• CONJUNTO DE TAREFAS:
- a) Retorne, sem alterações, a parte do texto sobre caridade e capitalismo que começa em "Henry Hazlitt escreveu, no" e termina em "um infeliz exemplo.".
- b) No texto sobre caridade e capitalismo, em que obra Henry Hazlitt afirma que a teoria econômica é assombrada por mais falácias do que qualquer outra ciência?
- c) Prolongue o texto sobre caridade e capitalismo a partir da última frase apresentada.

Por Roberto Gomides
Caridade, segundo o dicionário, significa: Boa disposição do ânimo para com todas as criaturas, bem como, qualquer manifestação dessa disposição.
Henry Hazlitt escreveu, no excelente Economics in One Lesson, que a teoria econômica é assombrada por mais falácias do que qualquer outra ciência conhecida pelo homem, e com certeza a relação existente entre o capitalismo e a caridade é mais um infeliz exemplo.
A liberdade para ajudar o próximo, em contraposição à coerção, de certa forma, desperta desespero naqueles que, por não enxergarem em si mesmos a capacidade de serem caridosos como indivíduos, seja por medo, receio ou qualquer complexo infantil de serem taxados como trouxas, dominados pelas próprias inseguranças, acabam por fazer coro para que essa virtude individual seja coercitivamente imposta pelo Estado.
Ao se deparar com o fato de que existem seres humanos em estado de necessidade, as pessoas tendem a vislumbrar duas hipóteses. A primeira é deixar que o auxílio ao próximo seja livre, de forma que cada um ajude quem quiser, se quiser, e quando quiser. A segunda consiste em retirar recursos coercitivamente de todos os indivíduos da sociedade e canalizá-los para um poder central que poderia coordenar as atividades de forma que sempre existam recursos disponíveis para auxiliar aqueles, que por qualquer motivo, encontram-se fragilizados.
Apesar de sedutora, a segunda hipótese padece pelo erro primário de tentar ser algo que não é. Ora, se a caridade significa a boa disposição para com os outros, como podemos ter a pretensão de universaliza-la ignorando justamente o que a define? Ou seja, beirando o absurdo, tenta-se impor algo que por definição deveria ser voluntário, seja por desconhecimento, interesse próprio, ou, por como Hayek definiu, “pretense of knowledge”.
O esfarelamento patético de nosso Estado gigantesco, que tomou a riqueza dos indivíduos de forma avassaladora durante mais de uma década, justamente quando quem o sustentou mais precisa, demonstrou que estatizar a caridade é como contratar um plano de saúde que não oferece cobertura quando se está doente.
O argumento amplamente utilizado para justificar a falência do nosso welfare state é que tudo seria perfeito, não fosse a corrupção endêmica que impera no país e, baseado nele, apesar da realidade, testemunhamos todos os dias pessoas defendendo histericamente que sem o estado, na tentativa de prosperar, todos viveríamos na miséria…
O argumento é falho por diversos motivos, no entanto, ao meu ver, dois são gritantes. O primeiro é ignorar o fato de que pessoas tendem a tirar conclusões baseadas em perspectivas de longo prazo que não passam de suposições, ignorando o fato de que quem precisa de ajuda, precisa de ajuda hoje e não no futuro, ou seja, não pode se dar ao luxo de esperar o dia em que terão um governo composto por santos desprovidos de qualquer desvio de conduta. O segundo é mais óbvio e consiste simplesmente em desconsiderar que o indivíduo que abre mão de sua riqueza em favor de outro tem muito mais incentivo para monitorar o efeito dessa ajuda e ajustá-la de forma a retirar o beneficiário do estado de fragilidade, conduzindo-o a uma situação de independência o mais rápido possível, reduzindo o risco moral de alguém se aproveitar da benevolência alheia, como por exemplo usar a Lei Rouanet para realizar um casamento.

• CONTEÚDO DOS DADOS:
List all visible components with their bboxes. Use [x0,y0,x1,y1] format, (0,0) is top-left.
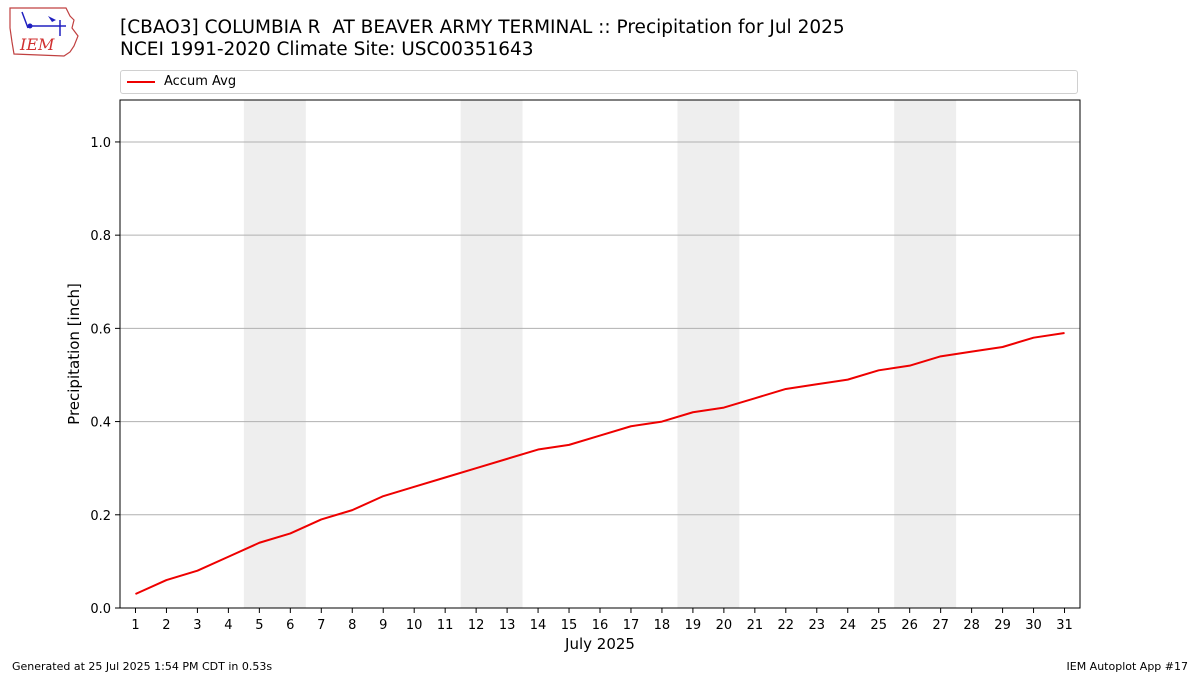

• RESPOSTAS POR TAREFA:
- a)
Henry Hazlitt escreveu, no excelente Economics in One Lesson, que a teoria econômica é assombrada por mais falácias do que qualquer outra ciência conhecida pelo homem, e com certeza a relação existente entre o capitalismo e a caridade é mais um infeliz exemplo.

- b) Em Economics in One Lesson.

- c)
É inegável a dificuldade de aceitar que pessoas vivam em estado de miséria, mas não podemos terceirizar a solução dos problemas que existem no ambiente em que estamos inseridos depositando no Estado toda a responsabilidade e recursos disponíveis, na vã tentativa de superá-los.
Portanto, se o seu objetivo é que todos tenham a oportunidade de viver dignamente, ajude quem precisa e lute para que você tenha cada vez mais recursos disponíveis para tal rompendo a sociedade com esse gigante ineficiente chamado Estado, em prol de um ambiente propício para o empreendedorismo e as demais atividades econômicas, que são os verdadeiros motores da prosperidade, lembrando sempre que, como disse Frederic Bastiat: A fraternidade forçada destrói a liberdade.
Leitura sobre o tema:
James M. Buchanan, “The Samaritan’s Dilemma.” in Edmund Prelim, ed., Altruism, Morality and Economic Theory (New York: Russell Sage, 1975), pp. 71-85.
Henry Hazlitt, “Poor Relief in Ancient Rome,” The Freeman, April 1971, p. 219.
Richard E. Wagner, To Promote the General Welfare: Market Processes vs. Political Transfers (San Francisco: Pacific Research Institute for Public Policy. 1989).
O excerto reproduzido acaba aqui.